(THE TASK)
Search the records for the word "SDTVAR" and pick out every line that has it.

(DATASET ENTRIES)
(begin)

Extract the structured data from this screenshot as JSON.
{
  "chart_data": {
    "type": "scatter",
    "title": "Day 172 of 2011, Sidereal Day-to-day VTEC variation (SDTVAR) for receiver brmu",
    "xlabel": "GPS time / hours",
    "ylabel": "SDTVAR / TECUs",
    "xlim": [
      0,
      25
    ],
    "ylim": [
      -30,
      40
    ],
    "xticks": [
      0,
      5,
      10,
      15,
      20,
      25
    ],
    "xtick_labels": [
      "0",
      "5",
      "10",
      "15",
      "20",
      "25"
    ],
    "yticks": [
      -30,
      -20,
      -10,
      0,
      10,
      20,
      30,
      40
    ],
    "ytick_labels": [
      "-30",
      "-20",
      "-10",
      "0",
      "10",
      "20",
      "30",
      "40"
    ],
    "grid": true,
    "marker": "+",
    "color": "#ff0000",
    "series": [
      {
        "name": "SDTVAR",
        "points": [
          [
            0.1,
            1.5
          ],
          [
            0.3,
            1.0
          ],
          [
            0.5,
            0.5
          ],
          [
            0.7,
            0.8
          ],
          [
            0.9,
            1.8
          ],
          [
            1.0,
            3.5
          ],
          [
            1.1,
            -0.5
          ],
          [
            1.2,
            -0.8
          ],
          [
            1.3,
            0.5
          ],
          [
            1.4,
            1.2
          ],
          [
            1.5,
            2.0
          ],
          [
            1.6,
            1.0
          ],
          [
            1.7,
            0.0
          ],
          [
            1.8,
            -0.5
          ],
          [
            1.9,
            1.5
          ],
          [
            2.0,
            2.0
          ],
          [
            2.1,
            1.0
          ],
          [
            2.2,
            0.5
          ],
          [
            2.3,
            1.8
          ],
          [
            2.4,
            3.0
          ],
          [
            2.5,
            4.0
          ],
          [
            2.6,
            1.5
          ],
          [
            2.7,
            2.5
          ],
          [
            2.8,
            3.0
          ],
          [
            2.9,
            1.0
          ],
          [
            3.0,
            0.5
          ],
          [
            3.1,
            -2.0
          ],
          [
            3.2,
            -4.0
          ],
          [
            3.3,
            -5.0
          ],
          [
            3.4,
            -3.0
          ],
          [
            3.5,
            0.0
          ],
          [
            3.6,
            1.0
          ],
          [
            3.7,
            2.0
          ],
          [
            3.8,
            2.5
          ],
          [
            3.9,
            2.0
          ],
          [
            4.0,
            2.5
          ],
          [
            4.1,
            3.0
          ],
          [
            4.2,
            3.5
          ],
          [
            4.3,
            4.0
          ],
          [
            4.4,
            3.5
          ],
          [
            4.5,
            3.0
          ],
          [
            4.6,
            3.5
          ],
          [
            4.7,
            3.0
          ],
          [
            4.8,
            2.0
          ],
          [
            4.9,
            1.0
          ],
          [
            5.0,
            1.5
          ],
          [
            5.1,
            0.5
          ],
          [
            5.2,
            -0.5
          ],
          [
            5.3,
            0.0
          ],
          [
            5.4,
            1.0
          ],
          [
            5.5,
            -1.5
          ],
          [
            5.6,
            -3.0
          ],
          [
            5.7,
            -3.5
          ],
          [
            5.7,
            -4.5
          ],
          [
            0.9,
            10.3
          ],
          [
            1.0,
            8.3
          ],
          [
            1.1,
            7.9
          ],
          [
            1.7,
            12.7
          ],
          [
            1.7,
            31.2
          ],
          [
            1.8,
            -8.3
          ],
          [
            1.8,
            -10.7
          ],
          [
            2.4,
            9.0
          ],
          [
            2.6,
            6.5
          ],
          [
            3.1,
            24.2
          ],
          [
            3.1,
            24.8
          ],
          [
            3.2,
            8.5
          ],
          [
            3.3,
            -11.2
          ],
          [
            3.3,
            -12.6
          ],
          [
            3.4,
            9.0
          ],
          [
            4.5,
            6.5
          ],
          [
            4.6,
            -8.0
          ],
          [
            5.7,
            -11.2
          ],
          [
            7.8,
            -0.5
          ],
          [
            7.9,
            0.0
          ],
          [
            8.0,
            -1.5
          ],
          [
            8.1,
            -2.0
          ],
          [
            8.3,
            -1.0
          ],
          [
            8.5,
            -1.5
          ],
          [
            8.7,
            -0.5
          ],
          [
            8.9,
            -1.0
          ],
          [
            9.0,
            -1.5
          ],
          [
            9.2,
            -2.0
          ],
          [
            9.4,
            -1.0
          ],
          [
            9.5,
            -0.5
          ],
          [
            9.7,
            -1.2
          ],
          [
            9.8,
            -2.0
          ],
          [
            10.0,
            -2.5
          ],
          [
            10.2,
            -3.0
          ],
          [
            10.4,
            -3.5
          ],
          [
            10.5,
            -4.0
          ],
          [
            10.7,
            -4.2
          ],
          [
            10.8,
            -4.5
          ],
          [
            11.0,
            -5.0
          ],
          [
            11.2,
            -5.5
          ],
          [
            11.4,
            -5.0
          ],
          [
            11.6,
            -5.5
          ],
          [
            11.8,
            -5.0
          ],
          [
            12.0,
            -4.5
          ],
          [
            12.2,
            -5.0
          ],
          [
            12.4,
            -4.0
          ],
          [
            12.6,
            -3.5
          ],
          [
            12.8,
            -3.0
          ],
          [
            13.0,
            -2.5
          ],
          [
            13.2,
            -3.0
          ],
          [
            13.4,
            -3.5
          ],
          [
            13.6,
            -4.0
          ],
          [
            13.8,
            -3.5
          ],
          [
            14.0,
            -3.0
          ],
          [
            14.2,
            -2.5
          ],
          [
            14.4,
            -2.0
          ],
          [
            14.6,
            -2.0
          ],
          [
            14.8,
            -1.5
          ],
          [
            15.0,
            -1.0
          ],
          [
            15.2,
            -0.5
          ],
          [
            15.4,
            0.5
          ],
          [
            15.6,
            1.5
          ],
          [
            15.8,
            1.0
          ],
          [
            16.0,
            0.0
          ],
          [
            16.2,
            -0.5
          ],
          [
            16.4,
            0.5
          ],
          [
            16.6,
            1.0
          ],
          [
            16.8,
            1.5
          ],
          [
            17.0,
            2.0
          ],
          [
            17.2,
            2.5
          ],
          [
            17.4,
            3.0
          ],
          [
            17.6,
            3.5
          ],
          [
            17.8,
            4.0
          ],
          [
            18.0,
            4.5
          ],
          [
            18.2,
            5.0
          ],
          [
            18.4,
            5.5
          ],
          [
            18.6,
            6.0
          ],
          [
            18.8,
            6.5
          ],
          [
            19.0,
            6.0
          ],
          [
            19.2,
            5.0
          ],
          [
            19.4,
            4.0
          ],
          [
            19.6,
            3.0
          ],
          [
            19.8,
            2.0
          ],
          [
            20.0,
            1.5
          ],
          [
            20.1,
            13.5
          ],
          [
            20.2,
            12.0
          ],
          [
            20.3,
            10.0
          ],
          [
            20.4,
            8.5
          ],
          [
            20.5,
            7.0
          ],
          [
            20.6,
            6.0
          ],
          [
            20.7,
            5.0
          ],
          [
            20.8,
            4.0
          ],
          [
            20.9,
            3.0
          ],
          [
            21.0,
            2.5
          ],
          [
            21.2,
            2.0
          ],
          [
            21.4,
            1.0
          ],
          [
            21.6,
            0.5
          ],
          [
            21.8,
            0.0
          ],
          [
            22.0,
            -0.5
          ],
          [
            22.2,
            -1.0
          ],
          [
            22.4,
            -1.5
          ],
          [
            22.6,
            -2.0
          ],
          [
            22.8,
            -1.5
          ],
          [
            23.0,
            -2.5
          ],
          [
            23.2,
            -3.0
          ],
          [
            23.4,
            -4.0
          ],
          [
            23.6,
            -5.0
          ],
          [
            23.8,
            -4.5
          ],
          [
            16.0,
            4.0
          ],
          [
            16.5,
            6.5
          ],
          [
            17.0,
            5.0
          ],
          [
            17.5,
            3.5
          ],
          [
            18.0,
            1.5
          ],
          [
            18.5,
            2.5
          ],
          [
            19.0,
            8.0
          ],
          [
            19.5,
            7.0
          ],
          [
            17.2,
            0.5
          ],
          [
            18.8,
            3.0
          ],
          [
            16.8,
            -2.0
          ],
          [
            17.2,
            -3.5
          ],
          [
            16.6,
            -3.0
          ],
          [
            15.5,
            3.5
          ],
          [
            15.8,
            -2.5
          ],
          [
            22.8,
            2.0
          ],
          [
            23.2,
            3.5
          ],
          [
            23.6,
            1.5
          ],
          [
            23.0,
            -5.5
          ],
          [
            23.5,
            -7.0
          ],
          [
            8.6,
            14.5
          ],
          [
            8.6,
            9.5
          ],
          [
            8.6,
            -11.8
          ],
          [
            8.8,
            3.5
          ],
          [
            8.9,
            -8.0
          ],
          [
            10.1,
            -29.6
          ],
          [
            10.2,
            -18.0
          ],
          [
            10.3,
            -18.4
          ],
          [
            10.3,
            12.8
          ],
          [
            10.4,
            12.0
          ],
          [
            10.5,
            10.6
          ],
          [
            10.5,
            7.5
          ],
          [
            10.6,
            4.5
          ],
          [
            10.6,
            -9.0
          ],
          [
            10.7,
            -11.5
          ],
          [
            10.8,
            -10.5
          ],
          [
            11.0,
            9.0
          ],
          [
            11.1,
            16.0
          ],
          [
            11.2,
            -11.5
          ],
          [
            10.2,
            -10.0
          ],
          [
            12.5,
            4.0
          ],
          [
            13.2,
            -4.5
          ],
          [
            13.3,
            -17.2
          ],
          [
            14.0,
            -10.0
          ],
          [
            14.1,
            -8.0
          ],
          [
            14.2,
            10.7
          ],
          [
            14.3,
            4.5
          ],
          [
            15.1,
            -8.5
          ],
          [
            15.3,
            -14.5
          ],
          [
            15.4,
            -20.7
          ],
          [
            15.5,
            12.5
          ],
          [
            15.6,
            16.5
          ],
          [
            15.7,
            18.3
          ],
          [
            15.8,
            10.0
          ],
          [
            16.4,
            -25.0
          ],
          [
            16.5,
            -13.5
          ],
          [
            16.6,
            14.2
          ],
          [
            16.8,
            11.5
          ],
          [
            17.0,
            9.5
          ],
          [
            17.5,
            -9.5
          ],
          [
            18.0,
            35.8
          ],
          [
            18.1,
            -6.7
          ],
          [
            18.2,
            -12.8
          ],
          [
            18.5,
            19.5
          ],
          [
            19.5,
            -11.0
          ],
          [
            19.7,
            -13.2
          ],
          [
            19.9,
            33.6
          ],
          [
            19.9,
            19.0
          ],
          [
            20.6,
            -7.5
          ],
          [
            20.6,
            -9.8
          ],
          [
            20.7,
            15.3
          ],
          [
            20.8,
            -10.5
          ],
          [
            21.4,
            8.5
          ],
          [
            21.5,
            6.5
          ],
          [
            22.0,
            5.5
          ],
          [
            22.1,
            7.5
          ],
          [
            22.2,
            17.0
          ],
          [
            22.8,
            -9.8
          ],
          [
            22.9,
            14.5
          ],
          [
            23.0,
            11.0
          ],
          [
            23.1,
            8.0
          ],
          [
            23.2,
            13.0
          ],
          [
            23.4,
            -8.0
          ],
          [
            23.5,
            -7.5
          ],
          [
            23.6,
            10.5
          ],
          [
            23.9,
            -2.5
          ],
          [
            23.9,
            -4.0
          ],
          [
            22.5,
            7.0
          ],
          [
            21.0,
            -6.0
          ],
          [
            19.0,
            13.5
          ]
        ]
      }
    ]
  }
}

(end)

(FINAL RESULT)
    "title": "Day 172 of 2011, Sidereal Day-to-day VTEC variation (SDTVAR) for receiver brmu",
    "ylabel": "SDTVAR / TECUs",
        "name": "SDTVAR",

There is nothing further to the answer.